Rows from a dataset

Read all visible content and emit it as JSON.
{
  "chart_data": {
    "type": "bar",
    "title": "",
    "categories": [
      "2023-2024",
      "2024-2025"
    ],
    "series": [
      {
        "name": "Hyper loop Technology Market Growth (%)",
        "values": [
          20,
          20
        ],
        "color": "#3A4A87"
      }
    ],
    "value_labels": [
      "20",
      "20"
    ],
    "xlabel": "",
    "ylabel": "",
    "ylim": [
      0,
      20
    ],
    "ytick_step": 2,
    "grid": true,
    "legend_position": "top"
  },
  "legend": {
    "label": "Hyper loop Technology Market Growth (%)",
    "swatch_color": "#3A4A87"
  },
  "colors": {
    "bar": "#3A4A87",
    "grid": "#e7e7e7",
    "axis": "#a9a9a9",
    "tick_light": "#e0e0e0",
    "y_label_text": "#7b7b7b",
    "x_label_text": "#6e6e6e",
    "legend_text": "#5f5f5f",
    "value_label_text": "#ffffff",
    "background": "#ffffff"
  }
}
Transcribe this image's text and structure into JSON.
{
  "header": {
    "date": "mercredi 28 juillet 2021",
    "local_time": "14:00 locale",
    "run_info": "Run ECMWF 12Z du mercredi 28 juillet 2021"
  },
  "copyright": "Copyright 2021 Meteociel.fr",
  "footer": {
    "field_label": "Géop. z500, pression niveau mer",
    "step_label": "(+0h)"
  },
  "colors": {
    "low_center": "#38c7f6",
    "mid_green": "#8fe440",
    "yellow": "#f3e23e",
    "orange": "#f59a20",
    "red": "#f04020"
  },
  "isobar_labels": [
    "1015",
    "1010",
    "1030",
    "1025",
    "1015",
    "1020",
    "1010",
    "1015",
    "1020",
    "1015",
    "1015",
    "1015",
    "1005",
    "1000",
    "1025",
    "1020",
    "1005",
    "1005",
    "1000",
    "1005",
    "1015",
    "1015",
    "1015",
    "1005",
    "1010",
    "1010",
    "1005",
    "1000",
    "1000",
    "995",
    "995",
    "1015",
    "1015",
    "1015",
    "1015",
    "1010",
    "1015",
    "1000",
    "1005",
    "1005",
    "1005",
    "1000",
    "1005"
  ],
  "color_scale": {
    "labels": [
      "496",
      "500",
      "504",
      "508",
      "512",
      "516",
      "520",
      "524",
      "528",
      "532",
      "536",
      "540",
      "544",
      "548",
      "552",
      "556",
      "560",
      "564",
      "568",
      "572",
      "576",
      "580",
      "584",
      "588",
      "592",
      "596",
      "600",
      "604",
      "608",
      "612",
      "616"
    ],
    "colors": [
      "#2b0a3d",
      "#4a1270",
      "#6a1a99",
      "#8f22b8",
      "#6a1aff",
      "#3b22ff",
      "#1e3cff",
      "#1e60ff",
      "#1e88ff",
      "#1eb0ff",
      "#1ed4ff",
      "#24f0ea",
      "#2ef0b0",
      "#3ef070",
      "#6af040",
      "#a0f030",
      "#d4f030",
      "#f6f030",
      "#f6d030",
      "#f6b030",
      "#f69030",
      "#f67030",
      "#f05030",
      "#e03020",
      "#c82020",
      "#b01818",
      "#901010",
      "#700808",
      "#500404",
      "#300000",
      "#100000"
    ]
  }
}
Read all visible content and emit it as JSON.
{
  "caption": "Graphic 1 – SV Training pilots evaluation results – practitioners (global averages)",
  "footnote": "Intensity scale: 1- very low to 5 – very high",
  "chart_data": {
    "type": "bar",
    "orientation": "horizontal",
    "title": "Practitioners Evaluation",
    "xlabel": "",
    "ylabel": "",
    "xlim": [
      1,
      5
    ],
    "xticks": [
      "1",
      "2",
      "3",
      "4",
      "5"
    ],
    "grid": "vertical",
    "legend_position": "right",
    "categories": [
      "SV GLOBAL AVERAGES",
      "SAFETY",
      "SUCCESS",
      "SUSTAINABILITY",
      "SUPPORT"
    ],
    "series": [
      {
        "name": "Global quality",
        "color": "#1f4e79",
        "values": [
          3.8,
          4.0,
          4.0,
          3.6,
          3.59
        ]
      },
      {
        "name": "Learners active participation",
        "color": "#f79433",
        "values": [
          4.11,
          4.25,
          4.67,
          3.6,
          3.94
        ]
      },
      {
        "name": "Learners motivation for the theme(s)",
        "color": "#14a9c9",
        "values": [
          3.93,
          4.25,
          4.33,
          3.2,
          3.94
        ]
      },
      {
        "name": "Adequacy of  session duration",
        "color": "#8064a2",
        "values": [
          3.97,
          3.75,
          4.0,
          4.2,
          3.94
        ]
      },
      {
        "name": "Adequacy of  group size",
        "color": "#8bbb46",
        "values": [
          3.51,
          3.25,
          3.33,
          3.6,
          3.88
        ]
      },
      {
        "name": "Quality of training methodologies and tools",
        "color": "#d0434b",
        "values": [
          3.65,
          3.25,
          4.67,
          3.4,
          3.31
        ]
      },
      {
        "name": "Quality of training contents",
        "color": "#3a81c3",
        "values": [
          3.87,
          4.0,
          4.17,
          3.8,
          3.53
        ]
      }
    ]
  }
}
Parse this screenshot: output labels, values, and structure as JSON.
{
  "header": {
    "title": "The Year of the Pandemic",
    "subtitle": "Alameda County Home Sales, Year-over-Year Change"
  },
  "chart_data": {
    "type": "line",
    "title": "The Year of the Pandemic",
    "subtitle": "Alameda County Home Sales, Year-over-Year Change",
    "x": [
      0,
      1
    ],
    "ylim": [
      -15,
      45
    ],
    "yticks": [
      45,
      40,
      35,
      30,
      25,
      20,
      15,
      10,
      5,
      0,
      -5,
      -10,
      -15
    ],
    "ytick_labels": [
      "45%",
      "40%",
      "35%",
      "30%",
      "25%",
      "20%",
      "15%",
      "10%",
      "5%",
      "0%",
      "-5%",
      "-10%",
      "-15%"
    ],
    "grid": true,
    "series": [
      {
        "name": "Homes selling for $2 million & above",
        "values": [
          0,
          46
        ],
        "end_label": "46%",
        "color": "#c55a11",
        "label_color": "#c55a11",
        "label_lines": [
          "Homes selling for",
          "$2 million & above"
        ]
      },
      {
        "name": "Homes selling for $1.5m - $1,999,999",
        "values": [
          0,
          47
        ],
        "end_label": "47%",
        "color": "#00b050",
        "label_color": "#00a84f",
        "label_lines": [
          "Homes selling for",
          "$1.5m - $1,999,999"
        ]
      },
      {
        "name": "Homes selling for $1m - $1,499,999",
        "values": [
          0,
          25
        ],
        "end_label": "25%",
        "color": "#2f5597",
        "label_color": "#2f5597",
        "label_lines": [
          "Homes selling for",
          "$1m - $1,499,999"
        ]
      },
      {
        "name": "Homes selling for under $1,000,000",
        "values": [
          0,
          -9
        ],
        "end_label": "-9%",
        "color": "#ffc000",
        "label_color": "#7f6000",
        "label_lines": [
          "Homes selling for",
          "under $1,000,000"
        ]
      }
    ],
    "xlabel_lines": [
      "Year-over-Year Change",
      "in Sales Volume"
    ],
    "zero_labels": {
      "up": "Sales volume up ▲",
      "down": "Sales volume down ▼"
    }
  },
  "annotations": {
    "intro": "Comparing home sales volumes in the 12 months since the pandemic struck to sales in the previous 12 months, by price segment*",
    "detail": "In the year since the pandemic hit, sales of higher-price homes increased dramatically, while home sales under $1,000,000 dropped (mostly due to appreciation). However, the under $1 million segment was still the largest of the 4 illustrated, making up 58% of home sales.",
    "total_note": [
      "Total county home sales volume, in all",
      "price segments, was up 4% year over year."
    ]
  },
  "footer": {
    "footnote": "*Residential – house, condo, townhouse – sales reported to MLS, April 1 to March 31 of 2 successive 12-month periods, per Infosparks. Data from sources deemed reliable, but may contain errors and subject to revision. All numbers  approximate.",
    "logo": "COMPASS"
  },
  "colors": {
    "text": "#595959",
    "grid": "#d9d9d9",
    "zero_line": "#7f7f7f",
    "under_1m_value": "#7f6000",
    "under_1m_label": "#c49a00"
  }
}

Set exercise =
Gather every line containing the word "Market" and copy it.

Exercise response =
        "name": "Hyper loop Technology Market Growth (%)",
    "label": "Hyper loop Technology Market Growth (%)",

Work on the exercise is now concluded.